*GIVEN PROBLEM*.
Check each line of the data for "MILES" and select those that have it.

[Figure data in JSON]
###

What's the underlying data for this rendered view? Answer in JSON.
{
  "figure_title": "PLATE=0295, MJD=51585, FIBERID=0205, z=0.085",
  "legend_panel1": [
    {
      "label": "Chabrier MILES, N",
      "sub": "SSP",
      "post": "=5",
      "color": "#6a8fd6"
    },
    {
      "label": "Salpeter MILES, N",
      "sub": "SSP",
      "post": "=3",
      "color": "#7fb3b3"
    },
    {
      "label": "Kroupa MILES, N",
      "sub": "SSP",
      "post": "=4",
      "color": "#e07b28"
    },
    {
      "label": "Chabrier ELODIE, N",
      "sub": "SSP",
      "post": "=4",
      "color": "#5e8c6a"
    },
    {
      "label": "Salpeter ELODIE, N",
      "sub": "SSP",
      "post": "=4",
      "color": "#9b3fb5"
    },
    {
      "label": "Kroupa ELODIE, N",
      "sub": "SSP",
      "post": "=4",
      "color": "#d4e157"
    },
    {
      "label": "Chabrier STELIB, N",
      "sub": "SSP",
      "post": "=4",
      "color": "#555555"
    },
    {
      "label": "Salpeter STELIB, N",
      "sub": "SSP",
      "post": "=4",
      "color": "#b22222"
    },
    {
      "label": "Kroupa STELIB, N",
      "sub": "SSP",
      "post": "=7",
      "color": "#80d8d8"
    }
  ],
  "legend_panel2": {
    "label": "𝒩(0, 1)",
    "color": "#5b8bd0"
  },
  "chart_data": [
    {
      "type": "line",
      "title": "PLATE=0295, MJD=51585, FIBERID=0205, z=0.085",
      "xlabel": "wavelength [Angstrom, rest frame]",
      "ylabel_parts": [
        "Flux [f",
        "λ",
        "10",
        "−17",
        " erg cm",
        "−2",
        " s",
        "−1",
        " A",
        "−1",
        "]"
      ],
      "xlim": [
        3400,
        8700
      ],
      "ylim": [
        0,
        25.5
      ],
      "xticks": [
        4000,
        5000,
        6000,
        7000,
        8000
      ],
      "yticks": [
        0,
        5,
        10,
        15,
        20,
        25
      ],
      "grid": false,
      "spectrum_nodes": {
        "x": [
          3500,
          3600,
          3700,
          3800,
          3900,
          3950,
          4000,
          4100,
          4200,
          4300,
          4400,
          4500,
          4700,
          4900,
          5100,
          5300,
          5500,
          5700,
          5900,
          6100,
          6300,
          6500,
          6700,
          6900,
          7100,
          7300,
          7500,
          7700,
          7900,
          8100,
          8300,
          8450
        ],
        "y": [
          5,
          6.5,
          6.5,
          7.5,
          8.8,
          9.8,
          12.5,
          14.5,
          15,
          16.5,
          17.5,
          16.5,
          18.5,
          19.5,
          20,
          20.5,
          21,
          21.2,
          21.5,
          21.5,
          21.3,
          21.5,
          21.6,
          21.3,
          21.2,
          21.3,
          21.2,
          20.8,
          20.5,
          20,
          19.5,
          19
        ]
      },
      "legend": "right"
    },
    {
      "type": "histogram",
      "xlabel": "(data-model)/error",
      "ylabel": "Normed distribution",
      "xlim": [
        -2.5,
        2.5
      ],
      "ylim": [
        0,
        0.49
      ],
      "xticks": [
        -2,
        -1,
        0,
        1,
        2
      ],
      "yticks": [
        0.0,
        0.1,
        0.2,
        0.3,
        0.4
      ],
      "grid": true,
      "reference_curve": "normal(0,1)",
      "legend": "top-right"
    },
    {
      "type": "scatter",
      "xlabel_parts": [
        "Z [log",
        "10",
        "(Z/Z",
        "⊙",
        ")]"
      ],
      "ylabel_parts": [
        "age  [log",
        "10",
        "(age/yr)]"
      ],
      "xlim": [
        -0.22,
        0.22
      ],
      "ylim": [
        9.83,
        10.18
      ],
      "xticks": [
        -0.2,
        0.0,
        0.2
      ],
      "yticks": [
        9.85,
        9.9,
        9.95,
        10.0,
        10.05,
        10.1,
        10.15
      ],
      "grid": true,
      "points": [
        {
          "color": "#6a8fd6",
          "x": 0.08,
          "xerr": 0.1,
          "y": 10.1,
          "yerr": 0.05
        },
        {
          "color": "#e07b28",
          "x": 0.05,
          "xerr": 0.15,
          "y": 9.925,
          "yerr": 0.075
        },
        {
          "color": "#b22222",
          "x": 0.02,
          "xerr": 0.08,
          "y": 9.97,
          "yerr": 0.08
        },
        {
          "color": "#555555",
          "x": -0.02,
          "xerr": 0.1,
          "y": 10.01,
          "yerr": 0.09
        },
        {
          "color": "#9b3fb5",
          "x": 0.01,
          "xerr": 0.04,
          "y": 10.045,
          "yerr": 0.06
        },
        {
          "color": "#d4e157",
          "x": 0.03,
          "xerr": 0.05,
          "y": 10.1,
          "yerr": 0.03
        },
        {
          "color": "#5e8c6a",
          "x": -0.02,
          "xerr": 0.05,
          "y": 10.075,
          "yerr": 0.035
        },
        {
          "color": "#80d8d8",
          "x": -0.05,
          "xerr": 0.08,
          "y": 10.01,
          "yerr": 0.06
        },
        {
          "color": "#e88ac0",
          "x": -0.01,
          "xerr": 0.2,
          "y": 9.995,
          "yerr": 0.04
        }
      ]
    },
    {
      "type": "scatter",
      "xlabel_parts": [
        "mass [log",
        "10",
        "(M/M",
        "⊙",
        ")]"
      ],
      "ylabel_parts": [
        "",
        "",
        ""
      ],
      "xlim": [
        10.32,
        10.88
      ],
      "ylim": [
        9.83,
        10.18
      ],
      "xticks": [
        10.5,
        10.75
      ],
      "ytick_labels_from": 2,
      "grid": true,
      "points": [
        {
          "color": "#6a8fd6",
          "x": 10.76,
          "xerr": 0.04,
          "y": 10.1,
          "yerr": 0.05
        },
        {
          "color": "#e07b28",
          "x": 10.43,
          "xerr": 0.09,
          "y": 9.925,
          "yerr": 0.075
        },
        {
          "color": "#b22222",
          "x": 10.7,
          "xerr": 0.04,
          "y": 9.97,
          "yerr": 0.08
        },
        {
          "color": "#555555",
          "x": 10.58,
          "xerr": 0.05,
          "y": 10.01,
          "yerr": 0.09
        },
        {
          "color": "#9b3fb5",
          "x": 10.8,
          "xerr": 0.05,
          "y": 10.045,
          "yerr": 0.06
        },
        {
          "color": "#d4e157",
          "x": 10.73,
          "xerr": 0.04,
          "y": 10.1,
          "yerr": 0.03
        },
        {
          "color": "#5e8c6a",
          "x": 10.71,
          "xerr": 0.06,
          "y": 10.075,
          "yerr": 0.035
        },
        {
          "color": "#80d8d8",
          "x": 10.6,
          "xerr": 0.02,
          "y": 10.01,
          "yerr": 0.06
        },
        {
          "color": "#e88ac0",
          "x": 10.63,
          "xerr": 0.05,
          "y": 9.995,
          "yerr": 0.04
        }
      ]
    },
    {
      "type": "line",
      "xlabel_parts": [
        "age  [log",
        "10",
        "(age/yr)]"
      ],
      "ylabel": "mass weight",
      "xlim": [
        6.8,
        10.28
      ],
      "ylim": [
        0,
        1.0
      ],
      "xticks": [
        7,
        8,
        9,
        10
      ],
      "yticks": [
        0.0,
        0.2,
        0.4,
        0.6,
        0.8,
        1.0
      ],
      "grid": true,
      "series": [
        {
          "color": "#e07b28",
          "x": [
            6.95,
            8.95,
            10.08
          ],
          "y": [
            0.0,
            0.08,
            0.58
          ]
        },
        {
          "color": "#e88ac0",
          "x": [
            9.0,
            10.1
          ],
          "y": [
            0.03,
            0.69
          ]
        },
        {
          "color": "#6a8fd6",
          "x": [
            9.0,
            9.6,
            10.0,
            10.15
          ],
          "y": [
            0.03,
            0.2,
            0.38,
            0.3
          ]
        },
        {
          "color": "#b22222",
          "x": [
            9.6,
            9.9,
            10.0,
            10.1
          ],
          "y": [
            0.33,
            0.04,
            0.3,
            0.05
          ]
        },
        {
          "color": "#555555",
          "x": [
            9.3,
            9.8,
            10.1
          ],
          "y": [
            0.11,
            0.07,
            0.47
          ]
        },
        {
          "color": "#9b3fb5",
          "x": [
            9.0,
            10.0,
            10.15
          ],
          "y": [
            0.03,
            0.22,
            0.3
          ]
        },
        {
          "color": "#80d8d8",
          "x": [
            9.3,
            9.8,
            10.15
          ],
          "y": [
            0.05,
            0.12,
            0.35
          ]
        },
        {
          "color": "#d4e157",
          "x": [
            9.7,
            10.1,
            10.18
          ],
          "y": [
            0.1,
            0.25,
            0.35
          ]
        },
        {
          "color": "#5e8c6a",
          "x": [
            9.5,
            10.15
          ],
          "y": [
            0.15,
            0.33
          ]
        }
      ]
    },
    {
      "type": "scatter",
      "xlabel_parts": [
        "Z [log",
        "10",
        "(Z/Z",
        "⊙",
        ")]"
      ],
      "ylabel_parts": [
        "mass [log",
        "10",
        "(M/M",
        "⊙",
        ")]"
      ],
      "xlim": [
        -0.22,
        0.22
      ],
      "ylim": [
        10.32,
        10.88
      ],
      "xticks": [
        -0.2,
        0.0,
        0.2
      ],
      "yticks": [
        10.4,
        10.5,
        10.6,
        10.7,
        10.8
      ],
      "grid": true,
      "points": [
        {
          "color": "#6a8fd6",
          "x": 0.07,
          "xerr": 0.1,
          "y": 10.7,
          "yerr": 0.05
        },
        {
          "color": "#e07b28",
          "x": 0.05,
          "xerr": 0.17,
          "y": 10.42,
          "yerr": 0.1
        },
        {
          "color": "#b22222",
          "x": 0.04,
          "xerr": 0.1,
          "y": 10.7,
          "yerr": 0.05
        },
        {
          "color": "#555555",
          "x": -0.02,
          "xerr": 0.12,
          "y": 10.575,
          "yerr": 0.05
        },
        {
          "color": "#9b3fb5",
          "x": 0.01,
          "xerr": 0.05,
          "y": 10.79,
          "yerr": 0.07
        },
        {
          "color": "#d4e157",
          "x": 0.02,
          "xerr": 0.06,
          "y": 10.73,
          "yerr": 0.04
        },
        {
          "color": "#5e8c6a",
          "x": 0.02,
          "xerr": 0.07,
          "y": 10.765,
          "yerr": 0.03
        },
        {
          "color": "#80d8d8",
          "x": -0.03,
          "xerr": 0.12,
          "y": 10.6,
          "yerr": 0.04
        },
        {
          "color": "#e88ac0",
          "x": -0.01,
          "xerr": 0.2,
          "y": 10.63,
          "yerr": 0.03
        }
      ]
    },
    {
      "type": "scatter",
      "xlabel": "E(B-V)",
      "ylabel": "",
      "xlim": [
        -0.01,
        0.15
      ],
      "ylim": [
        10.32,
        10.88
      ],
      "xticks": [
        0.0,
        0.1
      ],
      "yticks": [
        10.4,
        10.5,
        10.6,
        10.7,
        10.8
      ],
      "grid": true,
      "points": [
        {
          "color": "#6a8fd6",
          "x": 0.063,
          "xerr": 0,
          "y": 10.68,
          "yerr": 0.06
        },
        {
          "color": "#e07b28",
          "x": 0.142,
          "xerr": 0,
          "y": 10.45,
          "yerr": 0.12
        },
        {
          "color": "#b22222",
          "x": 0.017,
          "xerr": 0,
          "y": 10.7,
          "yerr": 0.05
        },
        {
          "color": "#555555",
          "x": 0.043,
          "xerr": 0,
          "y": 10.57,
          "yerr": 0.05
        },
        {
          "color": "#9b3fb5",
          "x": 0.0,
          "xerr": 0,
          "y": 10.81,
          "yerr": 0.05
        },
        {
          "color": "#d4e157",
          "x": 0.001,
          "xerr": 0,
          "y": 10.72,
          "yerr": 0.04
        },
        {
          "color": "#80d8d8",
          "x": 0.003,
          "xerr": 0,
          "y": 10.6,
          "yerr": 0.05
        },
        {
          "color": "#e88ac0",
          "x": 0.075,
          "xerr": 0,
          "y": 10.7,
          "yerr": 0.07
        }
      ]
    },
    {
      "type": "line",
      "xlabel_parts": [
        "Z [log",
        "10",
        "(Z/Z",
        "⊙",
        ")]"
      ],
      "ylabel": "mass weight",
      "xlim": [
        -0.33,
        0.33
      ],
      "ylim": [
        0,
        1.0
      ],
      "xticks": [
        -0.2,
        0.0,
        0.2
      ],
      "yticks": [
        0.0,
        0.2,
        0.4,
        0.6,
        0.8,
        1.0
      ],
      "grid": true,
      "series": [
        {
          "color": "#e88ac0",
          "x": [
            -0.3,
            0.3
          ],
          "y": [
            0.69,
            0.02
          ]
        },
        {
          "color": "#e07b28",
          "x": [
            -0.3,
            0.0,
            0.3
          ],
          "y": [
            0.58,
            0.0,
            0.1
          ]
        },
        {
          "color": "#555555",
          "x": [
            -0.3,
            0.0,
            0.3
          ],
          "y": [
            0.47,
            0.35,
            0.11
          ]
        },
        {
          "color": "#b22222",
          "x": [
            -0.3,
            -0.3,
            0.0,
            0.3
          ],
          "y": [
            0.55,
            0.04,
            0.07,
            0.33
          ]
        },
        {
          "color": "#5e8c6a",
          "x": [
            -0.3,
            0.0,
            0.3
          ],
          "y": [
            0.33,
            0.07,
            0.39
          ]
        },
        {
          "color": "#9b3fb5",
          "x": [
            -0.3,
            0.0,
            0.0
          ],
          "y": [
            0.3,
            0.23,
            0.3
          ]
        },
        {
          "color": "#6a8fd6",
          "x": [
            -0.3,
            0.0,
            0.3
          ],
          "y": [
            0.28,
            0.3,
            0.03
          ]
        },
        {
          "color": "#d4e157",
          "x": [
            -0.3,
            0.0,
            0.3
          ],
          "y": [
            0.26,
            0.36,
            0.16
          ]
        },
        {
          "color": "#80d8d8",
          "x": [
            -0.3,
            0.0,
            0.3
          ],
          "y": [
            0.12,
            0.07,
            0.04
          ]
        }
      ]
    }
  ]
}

###

*CORRECT ANSWER*.
      "label": "Chabrier MILES, N",
      "label": "Salpeter MILES, N",
      "label": "Kroupa MILES, N",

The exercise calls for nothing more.